* **Stored data entries**:
--- --- ---
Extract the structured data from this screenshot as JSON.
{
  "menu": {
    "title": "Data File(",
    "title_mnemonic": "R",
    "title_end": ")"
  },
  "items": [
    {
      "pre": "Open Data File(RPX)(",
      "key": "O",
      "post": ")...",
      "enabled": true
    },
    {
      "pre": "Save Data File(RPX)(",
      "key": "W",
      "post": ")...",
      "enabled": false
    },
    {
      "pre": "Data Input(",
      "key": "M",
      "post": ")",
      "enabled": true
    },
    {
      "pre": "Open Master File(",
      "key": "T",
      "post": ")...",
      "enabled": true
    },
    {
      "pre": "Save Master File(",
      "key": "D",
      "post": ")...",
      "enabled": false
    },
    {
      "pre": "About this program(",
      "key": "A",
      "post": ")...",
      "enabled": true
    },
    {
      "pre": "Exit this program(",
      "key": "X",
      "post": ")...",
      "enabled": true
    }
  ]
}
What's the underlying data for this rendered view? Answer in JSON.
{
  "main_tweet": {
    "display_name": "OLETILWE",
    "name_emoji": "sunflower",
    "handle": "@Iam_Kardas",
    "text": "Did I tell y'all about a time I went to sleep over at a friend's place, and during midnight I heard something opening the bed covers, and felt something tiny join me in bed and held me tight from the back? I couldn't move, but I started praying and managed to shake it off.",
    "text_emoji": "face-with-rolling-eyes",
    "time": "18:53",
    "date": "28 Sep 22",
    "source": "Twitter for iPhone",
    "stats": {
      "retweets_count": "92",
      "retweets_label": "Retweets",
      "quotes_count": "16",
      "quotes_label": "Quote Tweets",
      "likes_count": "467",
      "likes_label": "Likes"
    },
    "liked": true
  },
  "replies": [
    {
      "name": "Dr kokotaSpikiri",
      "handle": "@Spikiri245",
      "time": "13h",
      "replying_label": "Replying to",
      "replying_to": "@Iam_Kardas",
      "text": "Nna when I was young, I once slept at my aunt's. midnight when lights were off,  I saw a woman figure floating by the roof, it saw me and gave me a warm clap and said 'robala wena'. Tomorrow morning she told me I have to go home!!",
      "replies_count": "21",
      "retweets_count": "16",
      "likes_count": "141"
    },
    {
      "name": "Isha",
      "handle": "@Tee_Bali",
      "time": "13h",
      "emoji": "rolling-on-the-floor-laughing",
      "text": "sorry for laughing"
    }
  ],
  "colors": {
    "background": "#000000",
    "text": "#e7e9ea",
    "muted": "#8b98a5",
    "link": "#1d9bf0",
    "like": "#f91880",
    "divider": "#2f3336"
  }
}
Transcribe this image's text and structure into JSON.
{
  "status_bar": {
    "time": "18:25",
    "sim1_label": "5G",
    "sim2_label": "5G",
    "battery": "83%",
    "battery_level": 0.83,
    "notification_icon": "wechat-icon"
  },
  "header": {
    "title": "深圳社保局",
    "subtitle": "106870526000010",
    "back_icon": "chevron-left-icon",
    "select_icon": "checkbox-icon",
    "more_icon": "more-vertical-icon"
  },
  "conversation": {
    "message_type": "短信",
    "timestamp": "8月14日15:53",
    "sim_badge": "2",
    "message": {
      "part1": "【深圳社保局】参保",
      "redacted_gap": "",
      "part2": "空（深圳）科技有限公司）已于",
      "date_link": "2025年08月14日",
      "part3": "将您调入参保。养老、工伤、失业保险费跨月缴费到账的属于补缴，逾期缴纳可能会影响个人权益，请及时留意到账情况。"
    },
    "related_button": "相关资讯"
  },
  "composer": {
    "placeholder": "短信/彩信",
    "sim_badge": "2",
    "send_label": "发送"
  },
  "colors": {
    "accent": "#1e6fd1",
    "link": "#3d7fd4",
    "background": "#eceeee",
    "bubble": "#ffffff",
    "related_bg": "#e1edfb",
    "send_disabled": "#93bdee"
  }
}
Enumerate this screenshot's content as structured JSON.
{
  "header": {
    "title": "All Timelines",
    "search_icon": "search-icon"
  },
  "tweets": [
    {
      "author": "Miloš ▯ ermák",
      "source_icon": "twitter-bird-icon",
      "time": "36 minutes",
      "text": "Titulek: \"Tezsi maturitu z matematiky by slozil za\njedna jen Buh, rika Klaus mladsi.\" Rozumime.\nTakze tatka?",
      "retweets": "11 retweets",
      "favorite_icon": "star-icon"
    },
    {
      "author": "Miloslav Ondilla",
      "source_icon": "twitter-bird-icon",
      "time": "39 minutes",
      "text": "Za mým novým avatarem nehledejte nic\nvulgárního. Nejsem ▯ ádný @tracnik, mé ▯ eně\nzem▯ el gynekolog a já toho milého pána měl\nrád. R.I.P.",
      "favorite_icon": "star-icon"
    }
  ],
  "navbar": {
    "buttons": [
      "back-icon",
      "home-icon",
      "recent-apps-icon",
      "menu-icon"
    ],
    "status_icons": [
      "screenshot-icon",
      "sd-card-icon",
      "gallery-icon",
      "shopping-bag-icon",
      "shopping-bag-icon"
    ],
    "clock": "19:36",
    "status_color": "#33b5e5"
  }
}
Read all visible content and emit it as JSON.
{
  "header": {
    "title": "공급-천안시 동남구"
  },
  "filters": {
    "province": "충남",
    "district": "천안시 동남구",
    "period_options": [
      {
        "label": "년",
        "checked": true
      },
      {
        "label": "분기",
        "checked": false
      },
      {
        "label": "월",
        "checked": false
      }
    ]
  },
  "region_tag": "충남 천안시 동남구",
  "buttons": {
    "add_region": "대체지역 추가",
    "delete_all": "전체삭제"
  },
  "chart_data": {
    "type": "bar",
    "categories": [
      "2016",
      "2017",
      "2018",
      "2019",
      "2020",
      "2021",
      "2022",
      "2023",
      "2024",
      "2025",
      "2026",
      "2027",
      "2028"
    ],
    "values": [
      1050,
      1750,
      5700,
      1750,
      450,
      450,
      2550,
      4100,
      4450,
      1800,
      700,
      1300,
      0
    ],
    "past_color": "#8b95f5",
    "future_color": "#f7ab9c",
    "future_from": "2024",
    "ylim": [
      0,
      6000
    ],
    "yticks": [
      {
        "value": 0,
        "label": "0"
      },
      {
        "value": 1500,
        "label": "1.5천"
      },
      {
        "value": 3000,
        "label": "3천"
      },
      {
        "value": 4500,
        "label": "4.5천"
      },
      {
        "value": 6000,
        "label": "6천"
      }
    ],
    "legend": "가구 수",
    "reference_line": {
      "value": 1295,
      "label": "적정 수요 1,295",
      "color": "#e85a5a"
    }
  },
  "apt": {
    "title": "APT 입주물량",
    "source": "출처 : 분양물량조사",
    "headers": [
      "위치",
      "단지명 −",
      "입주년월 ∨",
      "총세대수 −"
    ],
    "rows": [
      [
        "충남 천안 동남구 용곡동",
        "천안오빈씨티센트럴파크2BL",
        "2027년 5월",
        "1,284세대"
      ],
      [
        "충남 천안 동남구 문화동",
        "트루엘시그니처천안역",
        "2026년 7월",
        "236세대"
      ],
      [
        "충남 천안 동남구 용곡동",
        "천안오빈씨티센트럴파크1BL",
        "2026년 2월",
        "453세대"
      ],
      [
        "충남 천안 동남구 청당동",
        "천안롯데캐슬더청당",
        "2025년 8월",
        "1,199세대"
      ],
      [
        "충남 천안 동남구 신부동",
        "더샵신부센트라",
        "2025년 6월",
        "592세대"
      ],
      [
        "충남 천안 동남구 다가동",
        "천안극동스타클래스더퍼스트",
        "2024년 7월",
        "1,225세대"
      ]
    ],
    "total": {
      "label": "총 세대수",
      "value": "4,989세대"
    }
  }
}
--- --- ---
* **EXERCISE BRIEF**: Retype the whole listing, matching it exactly.

* **RESPONSE BELOW**:
Extract the structured data from this screenshot as JSON.
{
  "menu": {
    "title": "Data File(",
    "title_mnemonic": "R",
    "title_end": ")"
  },
  "items": [
    {
      "pre": "Open Data File(RPX)(",
      "key": "O",
      "post": ")...",
      "enabled": true
    },
    {
      "pre": "Save Data File(RPX)(",
      "key": "W",
      "post": ")...",
      "enabled": false
    },
    {
      "pre": "Data Input(",
      "key": "M",
      "post": ")",
      "enabled": true
    },
    {
      "pre": "Open Master File(",
      "key": "T",
      "post": ")...",
      "enabled": true
    },
    {
      "pre": "Save Master File(",
      "key": "D",
      "post": ")...",
      "enabled": false
    },
    {
      "pre": "About this program(",
      "key": "A",
      "post": ")...",
      "enabled": true
    },
    {
      "pre": "Exit this program(",
      "key": "X",
      "post": ")...",
      "enabled": true
    }
  ]
}
What's the underlying data for this rendered view? Answer in JSON.
{
  "main_tweet": {
    "display_name": "OLETILWE",
    "name_emoji": "sunflower",
    "handle": "@Iam_Kardas",
    "text": "Did I tell y'all about a time I went to sleep over at a friend's place, and during midnight I heard something opening the bed covers, and felt something tiny join me in bed and held me tight from the back? I couldn't move, but I started praying and managed to shake it off.",
    "text_emoji": "face-with-rolling-eyes",
    "time": "18:53",
    "date": "28 Sep 22",
    "source": "Twitter for iPhone",
    "stats": {
      "retweets_count": "92",
      "retweets_label": "Retweets",
      "quotes_count": "16",
      "quotes_label": "Quote Tweets",
      "likes_count": "467",
      "likes_label": "Likes"
    },
    "liked": true
  },
  "replies": [
    {
      "name": "Dr kokotaSpikiri",
      "handle": "@Spikiri245",
      "time": "13h",
      "replying_label": "Replying to",
      "replying_to": "@Iam_Kardas",
      "text": "Nna when I was young, I once slept at my aunt's. midnight when lights were off,  I saw a woman figure floating by the roof, it saw me and gave me a warm clap and said 'robala wena'. Tomorrow morning she told me I have to go home!!",
      "replies_count": "21",
      "retweets_count": "16",
      "likes_count": "141"
    },
    {
      "name": "Isha",
      "handle": "@Tee_Bali",
      "time": "13h",
      "emoji": "rolling-on-the-floor-laughing",
      "text": "sorry for laughing"
    }
  ],
  "colors": {
    "background": "#000000",
    "text": "#e7e9ea",
    "muted": "#8b98a5",
    "link": "#1d9bf0",
    "like": "#f91880",
    "divider": "#2f3336"
  }
}
Transcribe this image's text and structure into JSON.
{
  "status_bar": {
    "time": "18:25",
    "sim1_label": "5G",
    "sim2_label": "5G",
    "battery": "83%",
    "battery_level": 0.83,
    "notification_icon": "wechat-icon"
  },
  "header": {
    "title": "深圳社保局",
    "subtitle": "106870526000010",
    "back_icon": "chevron-left-icon",
    "select_icon": "checkbox-icon",
    "more_icon": "more-vertical-icon"
  },
  "conversation": {
    "message_type": "短信",
    "timestamp": "8月14日15:53",
    "sim_badge": "2",
    "message": {
      "part1": "【深圳社保局】参保",
      "redacted_gap": "",
      "part2": "空（深圳）科技有限公司）已于",
      "date_link": "2025年08月14日",
      "part3": "将您调入参保。养老、工伤、失业保险费跨月缴费到账的属于补缴，逾期缴纳可能会影响个人权益，请及时留意到账情况。"
    },
    "related_button": "相关资讯"
  },
  "composer": {
    "placeholder": "短信/彩信",
    "sim_badge": "2",
    "send_label": "发送"
  },
  "colors": {
    "accent": "#1e6fd1",
    "link": "#3d7fd4",
    "background": "#eceeee",
    "bubble": "#ffffff",
    "related_bg": "#e1edfb",
    "send_disabled": "#93bdee"
  }
}
Enumerate this screenshot's content as structured JSON.
{
  "header": {
    "title": "All Timelines",
    "search_icon": "search-icon"
  },
  "tweets": [
    {
      "author": "Miloš ▯ ermák",
      "source_icon": "twitter-bird-icon",
      "time": "36 minutes",
      "text": "Titulek: \"Tezsi maturitu z matematiky by slozil za\njedna jen Buh, rika Klaus mladsi.\" Rozumime.\nTakze tatka?",
      "retweets": "11 retweets",
      "favorite_icon": "star-icon"
    },
    {
      "author": "Miloslav Ondilla",
      "source_icon": "twitter-bird-icon",
      "time": "39 minutes",
      "text": "Za mým novým avatarem nehledejte nic\nvulgárního. Nejsem ▯ ádný @tracnik, mé ▯ eně\nzem▯ el gynekolog a já toho milého pána měl\nrád. R.I.P.",
      "favorite_icon": "star-icon"
    }
  ],
  "navbar": {
    "buttons": [
      "back-icon",
      "home-icon",
      "recent-apps-icon",
      "menu-icon"
    ],
    "status_icons": [
      "screenshot-icon",
      "sd-card-icon",
      "gallery-icon",
      "shopping-bag-icon",
      "shopping-bag-icon"
    ],
    "clock": "19:36",
    "status_color": "#33b5e5"
  }
}
Read all visible content and emit it as JSON.
{
  "header": {
    "title": "공급-천안시 동남구"
  },
  "filters": {
    "province": "충남",
    "district": "천안시 동남구",
    "period_options": [
      {
        "label": "년",
        "checked": true
      },
      {
        "label": "분기",
        "checked": false
      },
      {
        "label": "월",
        "checked": false
      }
    ]
  },
  "region_tag": "충남 천안시 동남구",
  "buttons": {
    "add_region": "대체지역 추가",
    "delete_all": "전체삭제"
  },
  "chart_data": {
    "type": "bar",
    "categories": [
      "2016",
      "2017",
      "2018",
      "2019",
      "2020",
      "2021",
      "2022",
      "2023",
      "2024",
      "2025",
      "2026",
      "2027",
      "2028"
    ],
    "values": [
      1050,
      1750,
      5700,
      1750,
      450,
      450,
      2550,
      4100,
      4450,
      1800,
      700,
      1300,
      0
    ],
    "past_color": "#8b95f5",
    "future_color": "#f7ab9c",
    "future_from": "2024",
    "ylim": [
      0,
      6000
    ],
    "yticks": [
      {
        "value": 0,
        "label": "0"
      },
      {
        "value": 1500,
        "label": "1.5천"
      },
      {
        "value": 3000,
        "label": "3천"
      },
      {
        "value": 4500,
        "label": "4.5천"
      },
      {
        "value": 6000,
        "label": "6천"
      }
    ],
    "legend": "가구 수",
    "reference_line": {
      "value": 1295,
      "label": "적정 수요 1,295",
      "color": "#e85a5a"
    }
  },
  "apt": {
    "title": "APT 입주물량",
    "source": "출처 : 분양물량조사",
    "headers": [
      "위치",
      "단지명 −",
      "입주년월 ∨",
      "총세대수 −"
    ],
    "rows": [
      [
        "충남 천안 동남구 용곡동",
        "천안오빈씨티센트럴파크2BL",
        "2027년 5월",
        "1,284세대"
      ],
      [
        "충남 천안 동남구 문화동",
        "트루엘시그니처천안역",
        "2026년 7월",
        "236세대"
      ],
      [
        "충남 천안 동남구 용곡동",
        "천안오빈씨티센트럴파크1BL",
        "2026년 2월",
        "453세대"
      ],
      [
        "충남 천안 동남구 청당동",
        "천안롯데캐슬더청당",
        "2025년 8월",
        "1,199세대"
      ],
      [
        "충남 천안 동남구 신부동",
        "더샵신부센트라",
        "2025년 6월",
        "592세대"
      ],
      [
        "충남 천안 동남구 다가동",
        "천안극동스타클래스더퍼스트",
        "2024년 7월",
        "1,225세대"
      ]
    ],
    "total": {
      "label": "총 세대수",
      "value": "4,989세대"
    }
  }
}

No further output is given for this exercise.